Copy out each line of the data holding "screenshot".
:: THE DATA
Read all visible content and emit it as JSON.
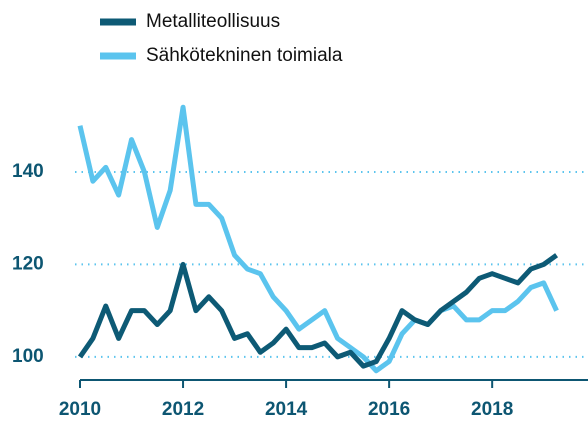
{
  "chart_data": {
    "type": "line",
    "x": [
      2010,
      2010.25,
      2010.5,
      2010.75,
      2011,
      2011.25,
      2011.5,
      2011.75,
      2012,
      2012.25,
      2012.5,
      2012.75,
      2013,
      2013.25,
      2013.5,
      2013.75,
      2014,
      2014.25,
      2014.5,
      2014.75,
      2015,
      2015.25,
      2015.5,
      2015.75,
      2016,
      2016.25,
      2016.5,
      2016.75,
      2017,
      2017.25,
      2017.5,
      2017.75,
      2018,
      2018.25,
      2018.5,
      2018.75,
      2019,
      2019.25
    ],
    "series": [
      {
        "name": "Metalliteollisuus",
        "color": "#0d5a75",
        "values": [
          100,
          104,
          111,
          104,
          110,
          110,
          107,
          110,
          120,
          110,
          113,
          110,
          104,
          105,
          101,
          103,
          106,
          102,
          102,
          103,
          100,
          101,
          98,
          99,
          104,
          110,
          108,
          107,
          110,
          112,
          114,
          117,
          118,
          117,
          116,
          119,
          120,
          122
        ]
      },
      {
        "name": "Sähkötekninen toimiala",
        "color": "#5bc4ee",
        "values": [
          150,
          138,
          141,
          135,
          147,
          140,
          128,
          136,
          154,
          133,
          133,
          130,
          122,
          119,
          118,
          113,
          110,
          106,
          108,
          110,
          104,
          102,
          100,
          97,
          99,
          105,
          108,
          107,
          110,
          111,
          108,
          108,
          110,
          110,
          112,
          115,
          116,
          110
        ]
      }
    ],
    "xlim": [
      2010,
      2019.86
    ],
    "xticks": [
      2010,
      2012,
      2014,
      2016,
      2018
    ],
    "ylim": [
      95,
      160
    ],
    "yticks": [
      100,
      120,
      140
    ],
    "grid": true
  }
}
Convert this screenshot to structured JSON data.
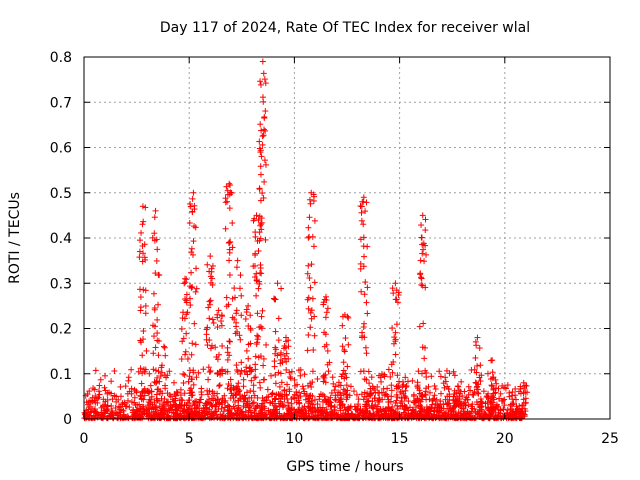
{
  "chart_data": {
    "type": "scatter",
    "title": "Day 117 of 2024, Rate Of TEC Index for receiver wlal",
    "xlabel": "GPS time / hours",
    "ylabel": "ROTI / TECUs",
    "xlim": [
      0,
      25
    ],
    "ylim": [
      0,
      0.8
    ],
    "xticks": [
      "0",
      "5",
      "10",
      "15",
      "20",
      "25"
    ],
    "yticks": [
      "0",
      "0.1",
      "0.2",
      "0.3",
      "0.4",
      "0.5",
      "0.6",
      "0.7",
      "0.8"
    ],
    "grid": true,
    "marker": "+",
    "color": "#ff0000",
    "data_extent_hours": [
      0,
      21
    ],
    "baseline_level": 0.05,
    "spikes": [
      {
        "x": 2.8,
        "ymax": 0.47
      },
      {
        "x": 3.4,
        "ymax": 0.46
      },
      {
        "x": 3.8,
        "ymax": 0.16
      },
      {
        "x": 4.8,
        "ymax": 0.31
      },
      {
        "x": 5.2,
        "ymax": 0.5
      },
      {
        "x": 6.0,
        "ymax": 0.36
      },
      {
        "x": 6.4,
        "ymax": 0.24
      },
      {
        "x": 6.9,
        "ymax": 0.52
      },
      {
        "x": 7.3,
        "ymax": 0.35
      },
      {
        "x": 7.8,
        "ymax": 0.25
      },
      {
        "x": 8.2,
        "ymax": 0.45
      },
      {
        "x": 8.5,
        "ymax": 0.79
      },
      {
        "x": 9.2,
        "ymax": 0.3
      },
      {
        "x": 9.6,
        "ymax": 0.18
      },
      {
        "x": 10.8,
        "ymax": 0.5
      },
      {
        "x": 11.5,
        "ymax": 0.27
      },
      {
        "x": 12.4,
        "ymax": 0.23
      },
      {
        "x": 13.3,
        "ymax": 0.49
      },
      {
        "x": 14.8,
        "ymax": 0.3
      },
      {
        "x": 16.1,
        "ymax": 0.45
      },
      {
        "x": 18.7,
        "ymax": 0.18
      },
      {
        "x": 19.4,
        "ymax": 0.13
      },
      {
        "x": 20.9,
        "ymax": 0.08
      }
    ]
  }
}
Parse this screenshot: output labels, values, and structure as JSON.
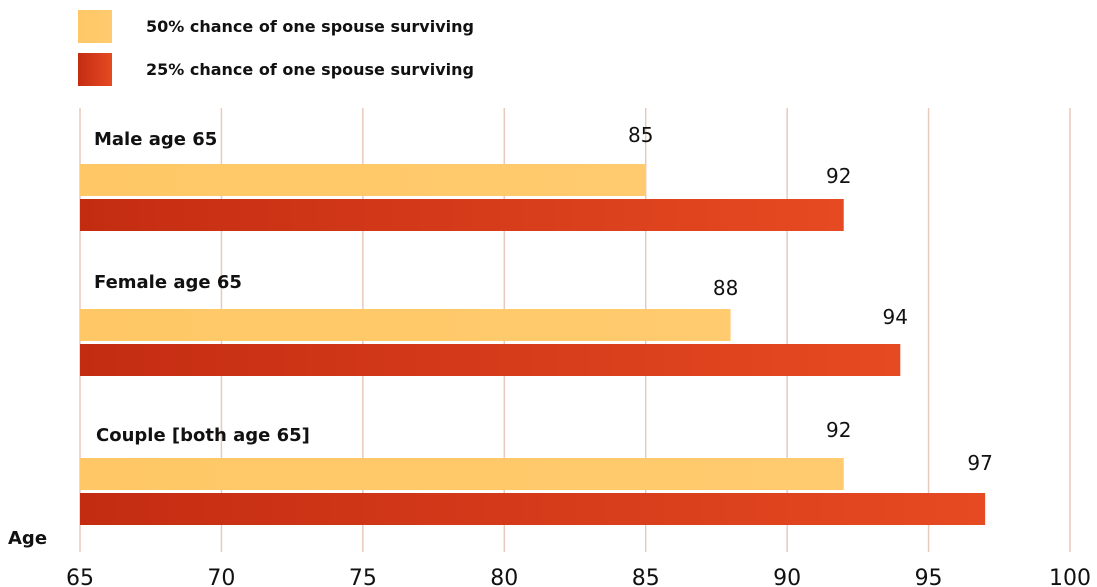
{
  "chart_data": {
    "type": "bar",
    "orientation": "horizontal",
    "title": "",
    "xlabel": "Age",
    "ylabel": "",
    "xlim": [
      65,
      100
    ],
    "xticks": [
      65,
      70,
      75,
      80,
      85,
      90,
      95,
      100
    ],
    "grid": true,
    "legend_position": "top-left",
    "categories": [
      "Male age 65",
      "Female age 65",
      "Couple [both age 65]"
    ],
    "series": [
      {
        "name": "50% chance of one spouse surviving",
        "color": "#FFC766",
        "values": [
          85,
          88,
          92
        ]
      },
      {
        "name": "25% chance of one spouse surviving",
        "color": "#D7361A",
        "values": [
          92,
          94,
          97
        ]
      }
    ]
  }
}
::::
→ EXERCISE RESPONSE:
Convert this screenshot to structured JSON data.
Parse this screenshot: output labels, values, and structure as JSON.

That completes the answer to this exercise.